WHAT YOU WILL DO:
Copy out each line below exactly as it appears.

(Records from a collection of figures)
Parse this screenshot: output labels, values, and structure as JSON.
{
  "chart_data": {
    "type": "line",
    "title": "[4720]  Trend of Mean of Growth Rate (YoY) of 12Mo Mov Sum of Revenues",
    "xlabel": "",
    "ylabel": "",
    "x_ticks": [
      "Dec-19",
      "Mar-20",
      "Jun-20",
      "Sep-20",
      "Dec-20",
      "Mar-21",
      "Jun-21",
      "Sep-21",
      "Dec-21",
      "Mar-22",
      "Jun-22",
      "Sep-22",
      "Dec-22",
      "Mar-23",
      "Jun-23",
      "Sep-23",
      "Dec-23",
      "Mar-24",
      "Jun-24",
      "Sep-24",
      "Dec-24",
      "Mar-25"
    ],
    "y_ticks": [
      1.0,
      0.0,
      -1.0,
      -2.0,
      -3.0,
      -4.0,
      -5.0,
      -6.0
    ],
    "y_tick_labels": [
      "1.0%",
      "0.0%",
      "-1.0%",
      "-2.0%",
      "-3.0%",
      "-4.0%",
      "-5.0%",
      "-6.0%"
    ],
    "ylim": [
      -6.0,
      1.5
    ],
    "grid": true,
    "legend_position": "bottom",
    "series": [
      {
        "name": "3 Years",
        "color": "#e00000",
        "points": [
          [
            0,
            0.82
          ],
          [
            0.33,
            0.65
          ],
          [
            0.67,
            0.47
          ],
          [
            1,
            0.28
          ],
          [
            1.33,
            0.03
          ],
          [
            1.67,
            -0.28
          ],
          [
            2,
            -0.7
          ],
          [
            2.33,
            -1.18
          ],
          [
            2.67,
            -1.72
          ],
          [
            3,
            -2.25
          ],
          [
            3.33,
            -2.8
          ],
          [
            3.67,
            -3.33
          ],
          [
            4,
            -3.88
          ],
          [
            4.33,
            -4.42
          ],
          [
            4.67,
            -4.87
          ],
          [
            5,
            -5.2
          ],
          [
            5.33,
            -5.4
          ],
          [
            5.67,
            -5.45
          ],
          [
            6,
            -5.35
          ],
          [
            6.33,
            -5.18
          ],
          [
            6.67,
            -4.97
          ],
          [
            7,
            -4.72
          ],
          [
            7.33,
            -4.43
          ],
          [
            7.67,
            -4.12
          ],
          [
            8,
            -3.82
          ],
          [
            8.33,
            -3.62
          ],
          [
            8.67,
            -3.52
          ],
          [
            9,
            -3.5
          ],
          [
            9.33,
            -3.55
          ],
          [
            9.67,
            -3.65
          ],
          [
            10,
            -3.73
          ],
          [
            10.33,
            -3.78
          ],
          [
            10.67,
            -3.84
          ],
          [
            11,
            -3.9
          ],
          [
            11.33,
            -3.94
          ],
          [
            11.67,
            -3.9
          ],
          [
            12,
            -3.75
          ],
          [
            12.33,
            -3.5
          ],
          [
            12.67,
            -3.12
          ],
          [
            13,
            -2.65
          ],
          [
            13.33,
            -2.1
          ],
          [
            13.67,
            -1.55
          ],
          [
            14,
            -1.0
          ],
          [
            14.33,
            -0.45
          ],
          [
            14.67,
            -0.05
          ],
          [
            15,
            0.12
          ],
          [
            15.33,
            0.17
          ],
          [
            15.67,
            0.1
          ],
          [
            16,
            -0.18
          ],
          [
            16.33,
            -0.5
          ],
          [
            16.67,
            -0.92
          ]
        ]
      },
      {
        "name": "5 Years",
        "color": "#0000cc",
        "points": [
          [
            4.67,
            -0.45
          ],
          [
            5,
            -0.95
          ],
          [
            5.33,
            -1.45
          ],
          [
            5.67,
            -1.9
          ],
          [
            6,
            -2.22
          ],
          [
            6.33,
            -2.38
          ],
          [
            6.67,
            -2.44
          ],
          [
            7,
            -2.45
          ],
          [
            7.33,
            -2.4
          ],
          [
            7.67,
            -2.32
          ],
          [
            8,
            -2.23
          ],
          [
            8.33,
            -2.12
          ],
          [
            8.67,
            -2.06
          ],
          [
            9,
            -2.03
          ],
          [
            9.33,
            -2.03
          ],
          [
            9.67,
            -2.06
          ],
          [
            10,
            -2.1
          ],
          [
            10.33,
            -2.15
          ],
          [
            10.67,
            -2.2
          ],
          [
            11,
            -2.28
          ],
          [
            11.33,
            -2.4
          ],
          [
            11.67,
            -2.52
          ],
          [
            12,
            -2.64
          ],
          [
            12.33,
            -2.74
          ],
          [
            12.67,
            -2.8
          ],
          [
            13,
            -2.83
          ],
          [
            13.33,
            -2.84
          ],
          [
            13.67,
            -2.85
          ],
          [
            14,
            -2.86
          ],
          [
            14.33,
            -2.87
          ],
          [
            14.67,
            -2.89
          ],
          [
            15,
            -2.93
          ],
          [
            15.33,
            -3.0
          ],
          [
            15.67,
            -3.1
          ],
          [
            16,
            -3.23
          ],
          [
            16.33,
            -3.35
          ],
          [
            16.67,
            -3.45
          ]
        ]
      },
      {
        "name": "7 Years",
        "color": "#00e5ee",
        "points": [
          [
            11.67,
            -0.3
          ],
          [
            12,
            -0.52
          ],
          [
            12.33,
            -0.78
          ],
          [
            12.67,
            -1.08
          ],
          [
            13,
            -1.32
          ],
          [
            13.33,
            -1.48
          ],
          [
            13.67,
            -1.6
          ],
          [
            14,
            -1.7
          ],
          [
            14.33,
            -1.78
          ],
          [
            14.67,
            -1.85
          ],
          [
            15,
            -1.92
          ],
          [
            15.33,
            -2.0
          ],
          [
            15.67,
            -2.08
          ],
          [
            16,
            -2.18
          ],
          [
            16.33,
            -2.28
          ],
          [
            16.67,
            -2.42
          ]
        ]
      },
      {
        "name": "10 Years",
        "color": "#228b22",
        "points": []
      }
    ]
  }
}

COMPLETE ANSWER:
Parse this screenshot: output labels, values, and structure as JSON.
{
  "chart_data": {
    "type": "line",
    "title": "[4720]  Trend of Mean of Growth Rate (YoY) of 12Mo Mov Sum of Revenues",
    "xlabel": "",
    "ylabel": "",
    "x_ticks": [
      "Dec-19",
      "Mar-20",
      "Jun-20",
      "Sep-20",
      "Dec-20",
      "Mar-21",
      "Jun-21",
      "Sep-21",
      "Dec-21",
      "Mar-22",
      "Jun-22",
      "Sep-22",
      "Dec-22",
      "Mar-23",
      "Jun-23",
      "Sep-23",
      "Dec-23",
      "Mar-24",
      "Jun-24",
      "Sep-24",
      "Dec-24",
      "Mar-25"
    ],
    "y_ticks": [
      1.0,
      0.0,
      -1.0,
      -2.0,
      -3.0,
      -4.0,
      -5.0,
      -6.0
    ],
    "y_tick_labels": [
      "1.0%",
      "0.0%",
      "-1.0%",
      "-2.0%",
      "-3.0%",
      "-4.0%",
      "-5.0%",
      "-6.0%"
    ],
    "ylim": [
      -6.0,
      1.5
    ],
    "grid": true,
    "legend_position": "bottom",
    "series": [
      {
        "name": "3 Years",
        "color": "#e00000",
        "points": [
          [
            0,
            0.82
          ],
          [
            0.33,
            0.65
          ],
          [
            0.67,
            0.47
          ],
          [
            1,
            0.28
          ],
          [
            1.33,
            0.03
          ],
          [
            1.67,
            -0.28
          ],
          [
            2,
            -0.7
          ],
          [
            2.33,
            -1.18
          ],
          [
            2.67,
            -1.72
          ],
          [
            3,
            -2.25
          ],
          [
            3.33,
            -2.8
          ],
          [
            3.67,
            -3.33
          ],
          [
            4,
            -3.88
          ],
          [
            4.33,
            -4.42
          ],
          [
            4.67,
            -4.87
          ],
          [
            5,
            -5.2
          ],
          [
            5.33,
            -5.4
          ],
          [
            5.67,
            -5.45
          ],
          [
            6,
            -5.35
          ],
          [
            6.33,
            -5.18
          ],
          [
            6.67,
            -4.97
          ],
          [
            7,
            -4.72
          ],
          [
            7.33,
            -4.43
          ],
          [
            7.67,
            -4.12
          ],
          [
            8,
            -3.82
          ],
          [
            8.33,
            -3.62
          ],
          [
            8.67,
            -3.52
          ],
          [
            9,
            -3.5
          ],
          [
            9.33,
            -3.55
          ],
          [
            9.67,
            -3.65
          ],
          [
            10,
            -3.73
          ],
          [
            10.33,
            -3.78
          ],
          [
            10.67,
            -3.84
          ],
          [
            11,
            -3.9
          ],
          [
            11.33,
            -3.94
          ],
          [
            11.67,
            -3.9
          ],
          [
            12,
            -3.75
          ],
          [
            12.33,
            -3.5
          ],
          [
            12.67,
            -3.12
          ],
          [
            13,
            -2.65
          ],
          [
            13.33,
            -2.1
          ],
          [
            13.67,
            -1.55
          ],
          [
            14,
            -1.0
          ],
          [
            14.33,
            -0.45
          ],
          [
            14.67,
            -0.05
          ],
          [
            15,
            0.12
          ],
          [
            15.33,
            0.17
          ],
          [
            15.67,
            0.1
          ],
          [
            16,
            -0.18
          ],
          [
            16.33,
            -0.5
          ],
          [
            16.67,
            -0.92
          ]
        ]
      },
      {
        "name": "5 Years",
        "color": "#0000cc",
        "points": [
          [
            4.67,
            -0.45
          ],
          [
            5,
            -0.95
          ],
          [
            5.33,
            -1.45
          ],
          [
            5.67,
            -1.9
          ],
          [
            6,
            -2.22
          ],
          [
            6.33,
            -2.38
          ],
          [
            6.67,
            -2.44
          ],
          [
            7,
            -2.45
          ],
          [
            7.33,
            -2.4
          ],
          [
            7.67,
            -2.32
          ],
          [
            8,
            -2.23
          ],
          [
            8.33,
            -2.12
          ],
          [
            8.67,
            -2.06
          ],
          [
            9,
            -2.03
          ],
          [
            9.33,
            -2.03
          ],
          [
            9.67,
            -2.06
          ],
          [
            10,
            -2.1
          ],
          [
            10.33,
            -2.15
          ],
          [
            10.67,
            -2.2
          ],
          [
            11,
            -2.28
          ],
          [
            11.33,
            -2.4
          ],
          [
            11.67,
            -2.52
          ],
          [
            12,
            -2.64
          ],
          [
            12.33,
            -2.74
          ],
          [
            12.67,
            -2.8
          ],
          [
            13,
            -2.83
          ],
          [
            13.33,
            -2.84
          ],
          [
            13.67,
            -2.85
          ],
          [
            14,
            -2.86
          ],
          [
            14.33,
            -2.87
          ],
          [
            14.67,
            -2.89
          ],
          [
            15,
            -2.93
          ],
          [
            15.33,
            -3.0
          ],
          [
            15.67,
            -3.1
          ],
          [
            16,
            -3.23
          ],
          [
            16.33,
            -3.35
          ],
          [
            16.67,
            -3.45
          ]
        ]
      },
      {
        "name": "7 Years",
        "color": "#00e5ee",
        "points": [
          [
            11.67,
            -0.3
          ],
          [
            12,
            -0.52
          ],
          [
            12.33,
            -0.78
          ],
          [
            12.67,
            -1.08
          ],
          [
            13,
            -1.32
          ],
          [
            13.33,
            -1.48
          ],
          [
            13.67,
            -1.6
          ],
          [
            14,
            -1.7
          ],
          [
            14.33,
            -1.78
          ],
          [
            14.67,
            -1.85
          ],
          [
            15,
            -1.92
          ],
          [
            15.33,
            -2.0
          ],
          [
            15.67,
            -2.08
          ],
          [
            16,
            -2.18
          ],
          [
            16.33,
            -2.28
          ],
          [
            16.67,
            -2.42
          ]
        ]
      },
      {
        "name": "10 Years",
        "color": "#228b22",
        "points": []
      }
    ]
  }
}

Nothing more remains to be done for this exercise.